## Begin
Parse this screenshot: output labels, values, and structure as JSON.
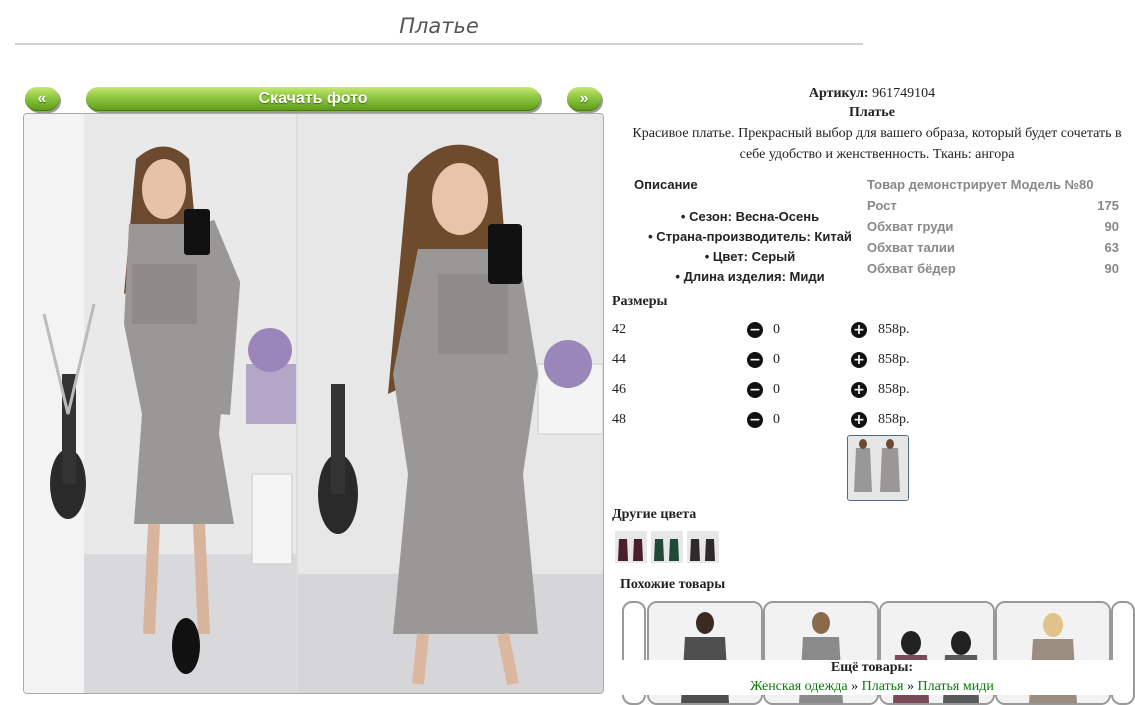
{
  "page": {
    "title": "Платье"
  },
  "nav": {
    "prev": "«",
    "download": "Скачать фото",
    "next": "»"
  },
  "product": {
    "article_label": "Артикул:",
    "article": "961749104",
    "name": "Платье",
    "description": "Красивое платье. Прекрасный выбор для вашего образа, который будет сочетать в себе удобство и женственность. Ткань: ангора"
  },
  "description_block": {
    "heading": "Описание",
    "items": [
      "Сезон: Весна-Осень",
      "Страна-производитель: Китай",
      "Цвет: Серый",
      "Длина изделия: Миди"
    ]
  },
  "model": {
    "heading": "Товар демонстрирует Модель №80",
    "rows": [
      {
        "label": "Рост",
        "value": "175"
      },
      {
        "label": "Обхват груди",
        "value": "90"
      },
      {
        "label": "Обхват талии",
        "value": "63"
      },
      {
        "label": "Обхват бёдер",
        "value": "90"
      }
    ]
  },
  "sizes": {
    "heading": "Размеры",
    "minus_icon": "−",
    "plus_icon": "+",
    "rows": [
      {
        "size": "42",
        "qty": "0",
        "price": "858р."
      },
      {
        "size": "44",
        "qty": "0",
        "price": "858р."
      },
      {
        "size": "46",
        "qty": "0",
        "price": "858р."
      },
      {
        "size": "48",
        "qty": "0",
        "price": "858р."
      }
    ]
  },
  "other_colors": {
    "heading": "Другие цвета",
    "swatches": [
      "#4a1f2a",
      "#1f4a35",
      "#2e2a2a"
    ]
  },
  "similar": {
    "heading": "Похожие товары"
  },
  "more": {
    "heading": "Ещё товары:",
    "crumbs": [
      "Женская одежда",
      "Платья",
      "Платья миди"
    ],
    "separator": "»"
  },
  "colors": {
    "accent_green": "#8cc63f",
    "link_green": "#0a7a0a",
    "dress_gray": "#9a9897"
  }
}
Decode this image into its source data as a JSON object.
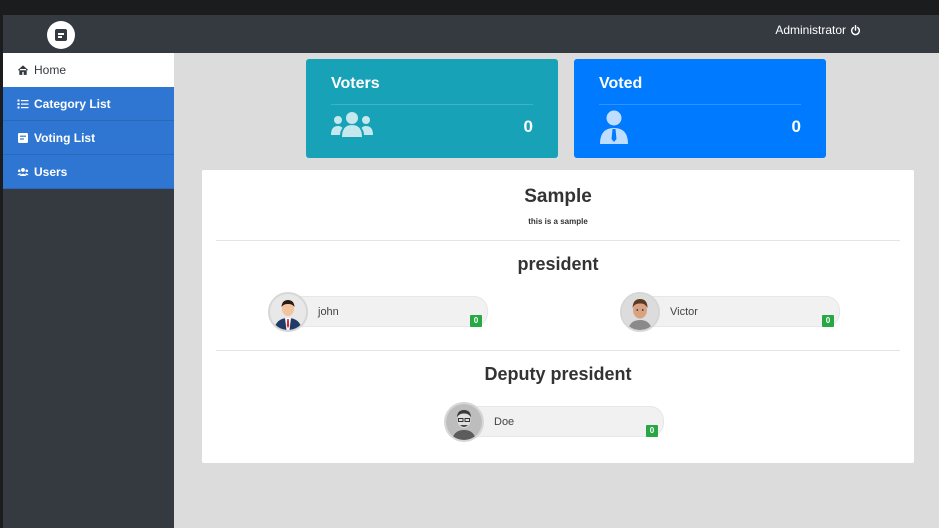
{
  "header": {
    "user_label": "Administrator"
  },
  "sidebar": {
    "items": [
      {
        "label": "Home",
        "icon": "home-icon"
      },
      {
        "label": "Category List",
        "icon": "list-icon"
      },
      {
        "label": "Voting List",
        "icon": "voting-icon"
      },
      {
        "label": "Users",
        "icon": "users-icon"
      }
    ]
  },
  "cards": {
    "voters": {
      "title": "Voters",
      "count": "0",
      "color": "#17a2b8"
    },
    "voted": {
      "title": "Voted",
      "count": "0",
      "color": "#007bff"
    }
  },
  "election": {
    "title": "Sample",
    "description": "this is a sample",
    "categories": [
      {
        "name": "president",
        "candidates": [
          {
            "name": "john",
            "votes": "0"
          },
          {
            "name": "Victor",
            "votes": "0"
          }
        ]
      },
      {
        "name": "Deputy president",
        "candidates": [
          {
            "name": "Doe",
            "votes": "0"
          }
        ]
      }
    ]
  }
}
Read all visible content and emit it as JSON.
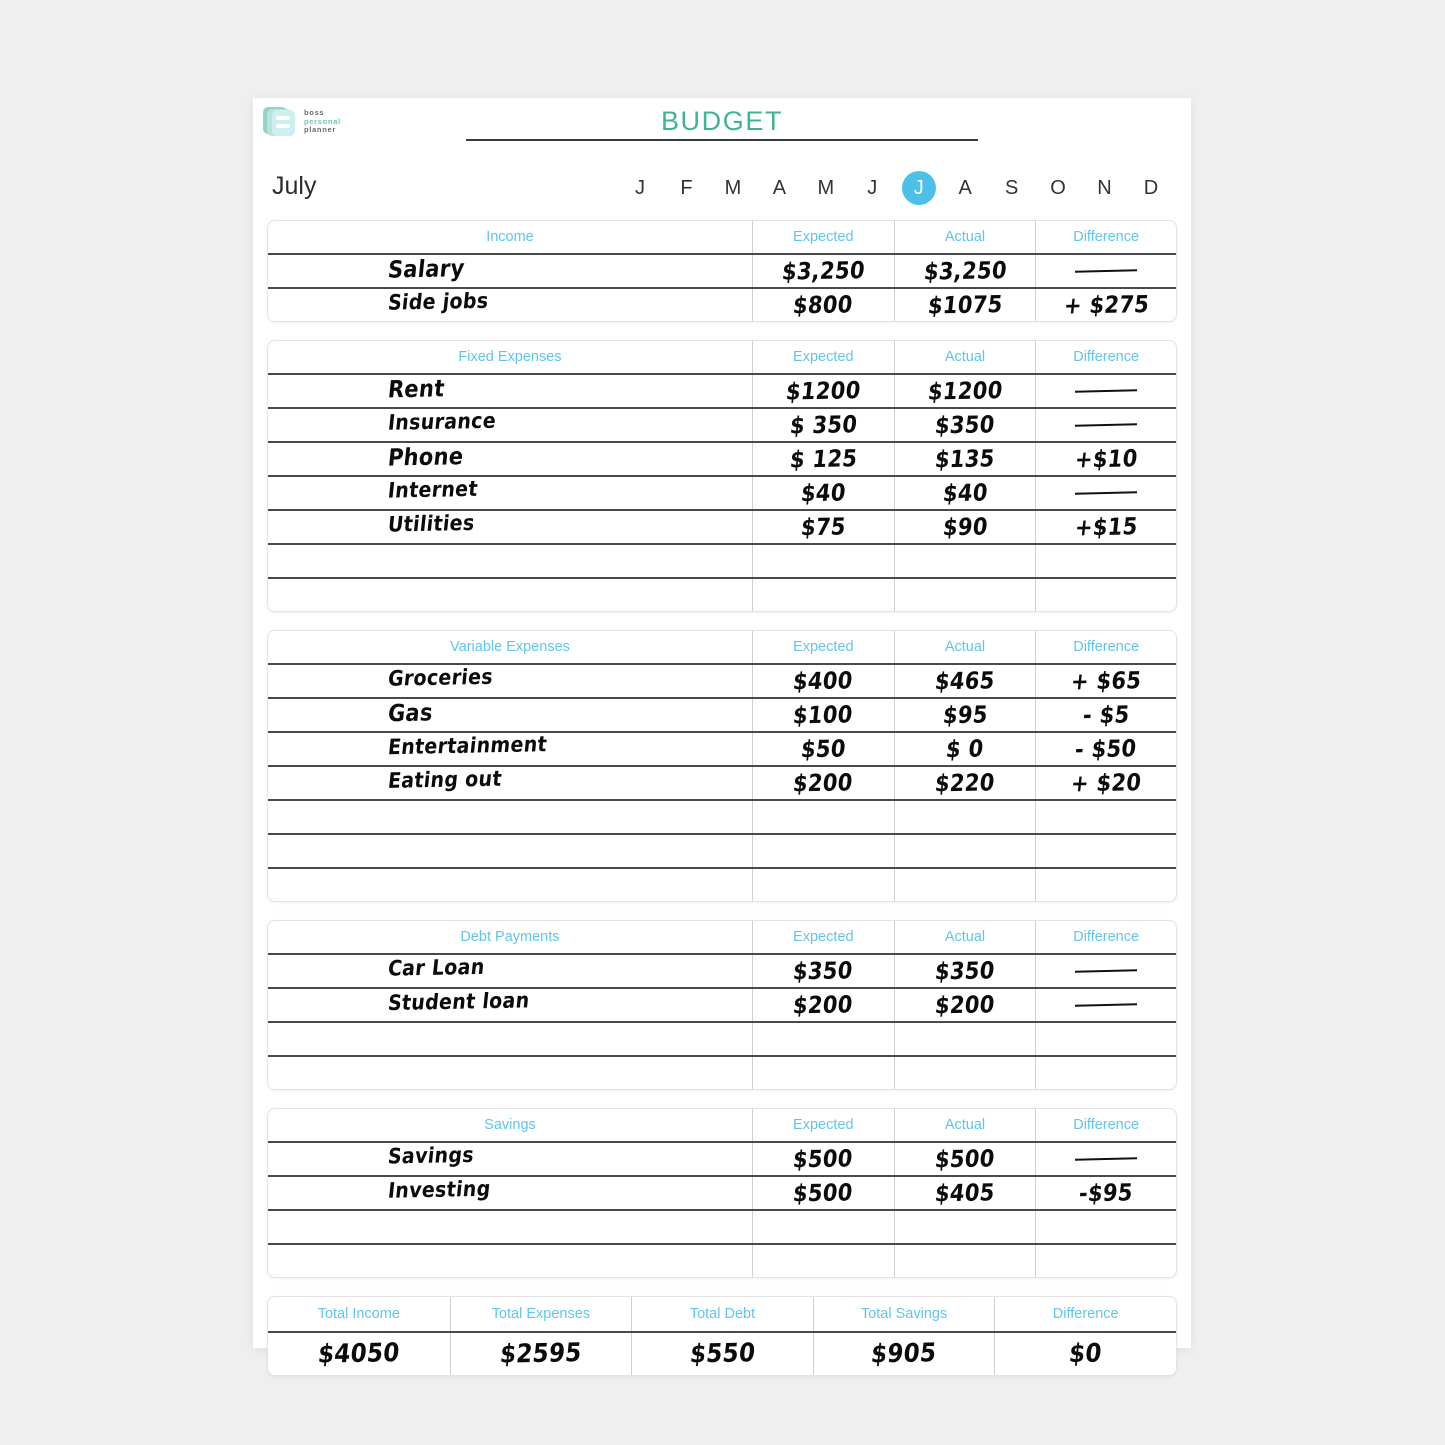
{
  "brand": {
    "line1": "boss",
    "line2": "personal",
    "line3": "planner"
  },
  "header": {
    "title": "BUDGET"
  },
  "month": {
    "name": "July",
    "letters": [
      "J",
      "F",
      "M",
      "A",
      "M",
      "J",
      "J",
      "A",
      "S",
      "O",
      "N",
      "D"
    ],
    "active_index": 6
  },
  "columns": {
    "expected": "Expected",
    "actual": "Actual",
    "difference": "Difference"
  },
  "colors": {
    "title": "#3eb493",
    "header_text": "#5ec5ee",
    "month_active": "#4cc0e8",
    "page_background": "#efefef"
  },
  "sections": [
    {
      "title": "Income",
      "rows": [
        {
          "label": "Salary",
          "expected": "$3,250",
          "actual": "$3,250",
          "difference": "—"
        },
        {
          "label": "Side jobs",
          "expected": "$800",
          "actual": "$1075",
          "difference": "+ $275"
        }
      ]
    },
    {
      "title": "Fixed Expenses",
      "rows": [
        {
          "label": "Rent",
          "expected": "$1200",
          "actual": "$1200",
          "difference": "—"
        },
        {
          "label": "Insurance",
          "expected": "$ 350",
          "actual": "$350",
          "difference": "—"
        },
        {
          "label": "Phone",
          "expected": "$ 125",
          "actual": "$135",
          "difference": "+$10"
        },
        {
          "label": "Internet",
          "expected": "$40",
          "actual": "$40",
          "difference": "—"
        },
        {
          "label": "Utilities",
          "expected": "$75",
          "actual": "$90",
          "difference": "+$15"
        },
        {
          "label": "",
          "expected": "",
          "actual": "",
          "difference": ""
        },
        {
          "label": "",
          "expected": "",
          "actual": "",
          "difference": ""
        }
      ]
    },
    {
      "title": "Variable Expenses",
      "rows": [
        {
          "label": "Groceries",
          "expected": "$400",
          "actual": "$465",
          "difference": "+ $65"
        },
        {
          "label": "Gas",
          "expected": "$100",
          "actual": "$95",
          "difference": "- $5"
        },
        {
          "label": "Entertainment",
          "expected": "$50",
          "actual": "$ 0",
          "difference": "- $50"
        },
        {
          "label": "Eating out",
          "expected": "$200",
          "actual": "$220",
          "difference": "+ $20"
        },
        {
          "label": "",
          "expected": "",
          "actual": "",
          "difference": ""
        },
        {
          "label": "",
          "expected": "",
          "actual": "",
          "difference": ""
        },
        {
          "label": "",
          "expected": "",
          "actual": "",
          "difference": ""
        }
      ]
    },
    {
      "title": "Debt Payments",
      "rows": [
        {
          "label": "Car Loan",
          "expected": "$350",
          "actual": "$350",
          "difference": "—"
        },
        {
          "label": "Student loan",
          "expected": "$200",
          "actual": "$200",
          "difference": "—"
        },
        {
          "label": "",
          "expected": "",
          "actual": "",
          "difference": ""
        },
        {
          "label": "",
          "expected": "",
          "actual": "",
          "difference": ""
        }
      ]
    },
    {
      "title": "Savings",
      "rows": [
        {
          "label": "Savings",
          "expected": "$500",
          "actual": "$500",
          "difference": "—"
        },
        {
          "label": "Investing",
          "expected": "$500",
          "actual": "$405",
          "difference": "-$95"
        },
        {
          "label": "",
          "expected": "",
          "actual": "",
          "difference": ""
        },
        {
          "label": "",
          "expected": "",
          "actual": "",
          "difference": ""
        }
      ]
    }
  ],
  "totals": {
    "headers": [
      "Total Income",
      "Total Expenses",
      "Total Debt",
      "Total Savings",
      "Difference"
    ],
    "values": [
      "$4050",
      "$2595",
      "$550",
      "$905",
      "$0"
    ]
  }
}
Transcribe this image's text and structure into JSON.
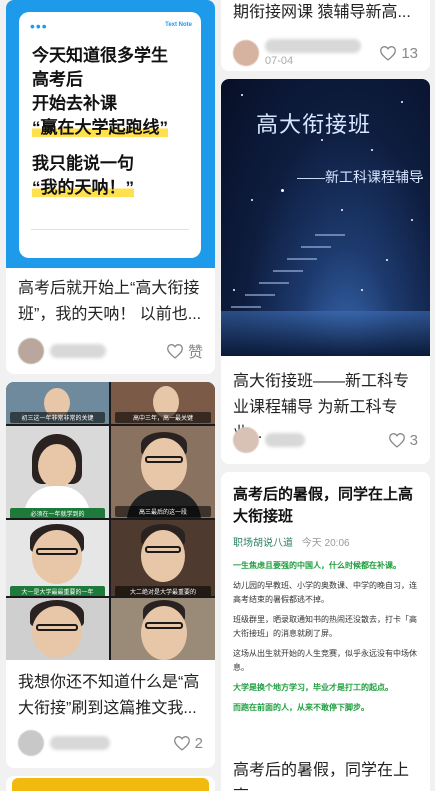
{
  "left_column": {
    "card_quote": {
      "image": {
        "tag": "Text Note",
        "lines": [
          "今天知道很多学生",
          "高考后",
          "开始去补课",
          "“赢在大学起跑线”",
          "",
          "我只能说一句",
          "“我的天呐！”"
        ]
      },
      "title": "高考后就开始上“高大衔接班”，我的天呐！ 以前也...",
      "likes_label": "赞"
    },
    "card_video": {
      "captions": [
        "初三这一年非常非常的关键",
        "高中三年，高一最关键",
        "必须在一年就学到的",
        "高三最后的这一段",
        "大一是大学最最重要的一年",
        "大二绝对是大学最重要的"
      ],
      "title": "我想你还不知道什么是“高大衔接”刷到这篇推文我...",
      "likes": "2"
    },
    "card_peek": {}
  },
  "right_column": {
    "card_top_partial": {
      "title": "期衔接网课 猿辅导新高...",
      "date": "07-04",
      "likes": "13"
    },
    "card_starry": {
      "image": {
        "title": "高大衔接班",
        "subtitle": "——新工科课程辅导"
      },
      "title": "高大衔接班——新工科专业课程辅导 为新工科专业...",
      "likes": "3"
    },
    "card_article": {
      "headline": "高考后的暑假，同学在上高大衔接班",
      "source": "职场胡说八道",
      "time": "今天 20:06",
      "paragraphs": [
        "一生焦虑且要强的中国人，什么时候都在补课。",
        "幼儿园的早教班、小学的奥数课、中学的晚自习，连高考结束的暑假都逃不掉。",
        "班级群里，晒录取通知书的热闹还没散去，打卡「高大衔接班」的消息就刷了屏。",
        "这场从出生就开始的人生竞赛，似乎永远没有中场休息。",
        "大学是换个地方学习，毕业才是打工的起点。",
        "而跑在前面的人，从来不敢停下脚步。"
      ]
    },
    "card_bottom_partial": {
      "title": "高考后的暑假，同学在上高"
    }
  },
  "colors": {
    "page_bg": "#f1f1f1",
    "note_blue": "#1d9bea",
    "highlight_yellow": "#ffe14d",
    "green_text": "#1e9e3e",
    "source_green": "#2b7f5e"
  },
  "icons": [
    "heart-icon"
  ]
}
## End
- **Exercise prompt**
Report the number of lines in the entries above that include the string "高考后的暑假". Give nothing but the number.

- **Expected answer**
2